● EXERCISE: Copy the records below exactly as they are written.

# GIVEN INFORMATION start

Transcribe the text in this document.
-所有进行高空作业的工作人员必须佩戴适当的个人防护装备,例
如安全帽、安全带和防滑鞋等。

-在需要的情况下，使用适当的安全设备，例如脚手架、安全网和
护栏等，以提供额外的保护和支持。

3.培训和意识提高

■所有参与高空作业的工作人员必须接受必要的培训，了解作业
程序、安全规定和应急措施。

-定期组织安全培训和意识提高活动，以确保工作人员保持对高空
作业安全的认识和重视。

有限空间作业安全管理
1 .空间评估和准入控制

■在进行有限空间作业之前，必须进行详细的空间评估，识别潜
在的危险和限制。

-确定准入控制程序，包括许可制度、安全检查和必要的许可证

# GIVEN INFORMATION end

● EXERCISE RESULT:
Transcribe the text in this document.
-所有进行高空作业的工作人员必须佩戴适当的个人防护装备,例
如安全帽、安全带和防滑鞋等。

-在需要的情况下，使用适当的安全设备，例如脚手架、安全网和
护栏等，以提供额外的保护和支持。

3.培训和意识提高

■所有参与高空作业的工作人员必须接受必要的培训，了解作业
程序、安全规定和应急措施。

-定期组织安全培训和意识提高活动，以确保工作人员保持对高空
作业安全的认识和重视。

有限空间作业安全管理
1 .空间评估和准入控制

■在进行有限空间作业之前，必须进行详细的空间评估，识别潜
在的危险和限制。

-确定准入控制程序，包括许可制度、安全检查和必要的许可证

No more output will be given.